Copy each line of the entries beneath that contains the word "zhuī".

Data records
☆ ☆ ☆ ☆
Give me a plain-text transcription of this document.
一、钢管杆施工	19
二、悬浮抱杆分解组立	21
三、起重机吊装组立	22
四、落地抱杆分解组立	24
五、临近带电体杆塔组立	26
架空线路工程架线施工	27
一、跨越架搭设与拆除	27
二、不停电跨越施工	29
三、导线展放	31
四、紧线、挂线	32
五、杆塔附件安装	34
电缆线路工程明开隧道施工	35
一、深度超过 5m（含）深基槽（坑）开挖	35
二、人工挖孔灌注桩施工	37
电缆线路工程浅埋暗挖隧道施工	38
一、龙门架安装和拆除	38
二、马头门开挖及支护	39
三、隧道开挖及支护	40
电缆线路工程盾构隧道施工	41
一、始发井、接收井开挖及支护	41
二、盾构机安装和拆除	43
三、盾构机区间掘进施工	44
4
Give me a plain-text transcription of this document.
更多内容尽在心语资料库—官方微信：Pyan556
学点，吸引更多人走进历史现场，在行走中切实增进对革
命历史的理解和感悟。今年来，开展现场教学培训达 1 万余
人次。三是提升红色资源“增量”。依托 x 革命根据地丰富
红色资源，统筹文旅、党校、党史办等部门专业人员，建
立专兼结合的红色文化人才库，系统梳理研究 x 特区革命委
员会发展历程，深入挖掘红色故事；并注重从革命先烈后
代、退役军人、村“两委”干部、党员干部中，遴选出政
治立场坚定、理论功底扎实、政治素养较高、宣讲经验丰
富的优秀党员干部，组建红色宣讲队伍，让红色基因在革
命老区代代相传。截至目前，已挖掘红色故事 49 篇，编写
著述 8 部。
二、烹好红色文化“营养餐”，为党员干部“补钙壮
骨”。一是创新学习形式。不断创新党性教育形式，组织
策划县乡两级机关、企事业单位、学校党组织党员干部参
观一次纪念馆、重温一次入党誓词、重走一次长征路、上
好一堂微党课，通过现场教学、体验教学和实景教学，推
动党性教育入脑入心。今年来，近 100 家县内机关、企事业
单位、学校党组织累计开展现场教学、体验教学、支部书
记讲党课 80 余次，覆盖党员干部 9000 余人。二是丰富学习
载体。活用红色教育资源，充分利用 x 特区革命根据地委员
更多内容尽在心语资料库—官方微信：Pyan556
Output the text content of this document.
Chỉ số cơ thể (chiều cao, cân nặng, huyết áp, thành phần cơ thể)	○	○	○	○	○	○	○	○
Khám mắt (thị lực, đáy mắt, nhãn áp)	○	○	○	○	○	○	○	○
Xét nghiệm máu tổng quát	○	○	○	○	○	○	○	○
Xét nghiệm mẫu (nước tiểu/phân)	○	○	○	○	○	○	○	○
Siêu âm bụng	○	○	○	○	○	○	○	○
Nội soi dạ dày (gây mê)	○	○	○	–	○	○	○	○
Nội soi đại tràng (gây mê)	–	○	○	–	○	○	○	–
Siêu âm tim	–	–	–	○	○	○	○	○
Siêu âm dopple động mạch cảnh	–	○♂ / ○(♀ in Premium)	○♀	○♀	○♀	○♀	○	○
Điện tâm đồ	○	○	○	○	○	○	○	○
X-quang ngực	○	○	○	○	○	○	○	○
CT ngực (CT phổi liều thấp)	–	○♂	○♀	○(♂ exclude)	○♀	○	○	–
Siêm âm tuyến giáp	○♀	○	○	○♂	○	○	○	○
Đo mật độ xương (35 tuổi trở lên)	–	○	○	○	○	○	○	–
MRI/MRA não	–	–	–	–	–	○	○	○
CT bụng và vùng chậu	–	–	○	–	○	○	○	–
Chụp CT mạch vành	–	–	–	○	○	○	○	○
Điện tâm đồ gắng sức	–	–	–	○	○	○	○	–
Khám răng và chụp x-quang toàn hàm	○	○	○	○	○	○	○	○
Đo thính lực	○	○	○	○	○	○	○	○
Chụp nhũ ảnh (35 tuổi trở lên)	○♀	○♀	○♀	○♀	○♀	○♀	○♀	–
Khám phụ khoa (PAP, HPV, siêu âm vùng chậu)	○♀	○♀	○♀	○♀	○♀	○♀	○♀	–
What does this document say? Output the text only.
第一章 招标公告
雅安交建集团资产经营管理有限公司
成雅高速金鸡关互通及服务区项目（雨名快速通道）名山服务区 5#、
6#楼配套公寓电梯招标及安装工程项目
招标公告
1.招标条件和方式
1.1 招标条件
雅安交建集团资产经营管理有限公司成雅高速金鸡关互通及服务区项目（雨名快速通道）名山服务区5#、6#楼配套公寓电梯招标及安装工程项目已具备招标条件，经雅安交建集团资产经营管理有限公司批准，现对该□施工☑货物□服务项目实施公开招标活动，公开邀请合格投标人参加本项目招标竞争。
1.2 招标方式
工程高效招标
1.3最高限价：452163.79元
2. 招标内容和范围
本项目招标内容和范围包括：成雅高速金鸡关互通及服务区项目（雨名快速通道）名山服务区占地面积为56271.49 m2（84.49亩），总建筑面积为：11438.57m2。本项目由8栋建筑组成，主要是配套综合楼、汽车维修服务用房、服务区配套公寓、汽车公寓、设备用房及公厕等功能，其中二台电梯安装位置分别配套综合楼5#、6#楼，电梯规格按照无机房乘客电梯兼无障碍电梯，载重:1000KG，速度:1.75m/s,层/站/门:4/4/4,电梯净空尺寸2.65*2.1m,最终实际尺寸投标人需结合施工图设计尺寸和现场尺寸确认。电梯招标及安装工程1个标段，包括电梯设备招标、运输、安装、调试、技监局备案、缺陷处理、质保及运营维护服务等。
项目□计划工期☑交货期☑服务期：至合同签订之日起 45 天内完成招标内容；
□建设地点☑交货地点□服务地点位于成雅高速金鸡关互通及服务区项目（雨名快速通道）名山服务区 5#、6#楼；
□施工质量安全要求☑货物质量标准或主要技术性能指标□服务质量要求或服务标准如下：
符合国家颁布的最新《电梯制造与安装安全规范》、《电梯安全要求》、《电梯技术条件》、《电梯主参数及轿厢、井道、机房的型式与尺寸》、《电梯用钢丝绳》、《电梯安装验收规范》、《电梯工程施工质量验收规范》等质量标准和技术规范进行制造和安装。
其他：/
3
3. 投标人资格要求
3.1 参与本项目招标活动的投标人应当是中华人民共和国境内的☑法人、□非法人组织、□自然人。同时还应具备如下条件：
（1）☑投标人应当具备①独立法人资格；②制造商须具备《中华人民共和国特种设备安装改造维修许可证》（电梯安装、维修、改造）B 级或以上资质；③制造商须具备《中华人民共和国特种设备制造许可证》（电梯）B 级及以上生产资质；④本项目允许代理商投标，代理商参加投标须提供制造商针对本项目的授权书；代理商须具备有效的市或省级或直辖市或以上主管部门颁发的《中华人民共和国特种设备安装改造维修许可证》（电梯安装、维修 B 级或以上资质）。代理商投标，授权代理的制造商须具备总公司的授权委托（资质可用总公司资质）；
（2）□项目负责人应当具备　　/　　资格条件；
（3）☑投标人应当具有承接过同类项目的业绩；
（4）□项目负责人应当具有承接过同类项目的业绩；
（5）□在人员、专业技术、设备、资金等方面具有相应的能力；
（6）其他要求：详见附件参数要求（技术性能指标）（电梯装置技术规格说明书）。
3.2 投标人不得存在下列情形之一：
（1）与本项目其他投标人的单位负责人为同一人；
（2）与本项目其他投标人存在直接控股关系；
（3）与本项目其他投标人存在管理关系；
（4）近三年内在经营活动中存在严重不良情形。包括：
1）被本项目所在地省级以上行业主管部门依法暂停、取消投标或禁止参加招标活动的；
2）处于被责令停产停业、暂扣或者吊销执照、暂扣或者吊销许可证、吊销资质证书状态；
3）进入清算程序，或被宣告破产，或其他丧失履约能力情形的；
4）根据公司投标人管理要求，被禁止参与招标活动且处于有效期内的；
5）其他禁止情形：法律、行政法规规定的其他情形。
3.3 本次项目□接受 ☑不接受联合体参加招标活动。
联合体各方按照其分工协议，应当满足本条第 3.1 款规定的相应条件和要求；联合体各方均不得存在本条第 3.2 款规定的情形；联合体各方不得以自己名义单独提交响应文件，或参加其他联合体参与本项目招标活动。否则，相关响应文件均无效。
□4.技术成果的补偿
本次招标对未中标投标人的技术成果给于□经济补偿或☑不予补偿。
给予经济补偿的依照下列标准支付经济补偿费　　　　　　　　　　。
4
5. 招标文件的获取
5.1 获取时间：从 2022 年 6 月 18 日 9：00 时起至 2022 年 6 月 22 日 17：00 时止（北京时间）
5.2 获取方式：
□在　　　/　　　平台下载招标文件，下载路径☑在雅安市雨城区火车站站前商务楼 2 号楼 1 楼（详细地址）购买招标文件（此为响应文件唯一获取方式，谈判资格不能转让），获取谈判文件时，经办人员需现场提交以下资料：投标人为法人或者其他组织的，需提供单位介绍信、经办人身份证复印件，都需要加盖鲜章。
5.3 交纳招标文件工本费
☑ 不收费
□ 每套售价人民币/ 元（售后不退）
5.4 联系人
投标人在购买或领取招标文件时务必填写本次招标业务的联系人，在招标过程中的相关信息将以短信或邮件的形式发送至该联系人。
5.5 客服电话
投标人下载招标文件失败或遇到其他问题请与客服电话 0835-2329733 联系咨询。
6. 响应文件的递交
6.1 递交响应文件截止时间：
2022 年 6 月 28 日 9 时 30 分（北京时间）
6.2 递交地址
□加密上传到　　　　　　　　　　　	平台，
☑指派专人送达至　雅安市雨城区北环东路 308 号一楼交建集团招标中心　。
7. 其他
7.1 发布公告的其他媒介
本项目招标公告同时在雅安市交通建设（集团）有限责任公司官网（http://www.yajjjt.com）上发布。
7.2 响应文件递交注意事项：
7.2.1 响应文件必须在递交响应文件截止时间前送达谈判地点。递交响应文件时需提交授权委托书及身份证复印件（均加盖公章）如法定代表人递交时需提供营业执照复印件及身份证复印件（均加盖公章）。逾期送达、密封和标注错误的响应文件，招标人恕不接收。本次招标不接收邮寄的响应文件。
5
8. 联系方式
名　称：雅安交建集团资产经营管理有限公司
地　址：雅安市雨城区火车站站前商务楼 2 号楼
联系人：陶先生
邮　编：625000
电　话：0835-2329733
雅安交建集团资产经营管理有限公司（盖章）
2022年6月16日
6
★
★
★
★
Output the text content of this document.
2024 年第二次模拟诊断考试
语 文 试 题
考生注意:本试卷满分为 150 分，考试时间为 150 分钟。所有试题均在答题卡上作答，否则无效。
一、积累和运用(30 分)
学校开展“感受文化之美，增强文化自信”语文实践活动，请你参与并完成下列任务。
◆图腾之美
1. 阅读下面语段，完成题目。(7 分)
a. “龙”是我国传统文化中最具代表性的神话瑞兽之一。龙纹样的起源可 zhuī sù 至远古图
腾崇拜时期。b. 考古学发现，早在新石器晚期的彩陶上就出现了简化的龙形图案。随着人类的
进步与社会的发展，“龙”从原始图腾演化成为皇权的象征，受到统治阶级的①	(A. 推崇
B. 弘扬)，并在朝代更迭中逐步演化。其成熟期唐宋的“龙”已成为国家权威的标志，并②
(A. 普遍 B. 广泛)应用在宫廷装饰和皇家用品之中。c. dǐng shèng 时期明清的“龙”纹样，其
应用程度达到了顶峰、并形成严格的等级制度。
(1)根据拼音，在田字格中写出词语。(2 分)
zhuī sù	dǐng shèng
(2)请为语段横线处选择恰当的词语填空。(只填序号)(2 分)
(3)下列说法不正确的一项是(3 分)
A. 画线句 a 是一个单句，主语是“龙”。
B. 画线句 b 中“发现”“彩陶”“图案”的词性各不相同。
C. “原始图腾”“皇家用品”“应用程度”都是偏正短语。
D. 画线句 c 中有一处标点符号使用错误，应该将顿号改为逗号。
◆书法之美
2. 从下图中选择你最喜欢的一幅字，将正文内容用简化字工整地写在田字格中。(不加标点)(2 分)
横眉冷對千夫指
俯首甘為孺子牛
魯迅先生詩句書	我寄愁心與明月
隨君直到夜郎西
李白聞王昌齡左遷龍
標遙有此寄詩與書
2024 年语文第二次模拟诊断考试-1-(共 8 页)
☆ ☆ ☆ ☆
[RESPONSE TO THE TASK]
a. “龙”是我国传统文化中最具代表性的神话瑞兽之一。龙纹样的起源可 zhuī sù 至远古图
zhuī sù	dǐng shèng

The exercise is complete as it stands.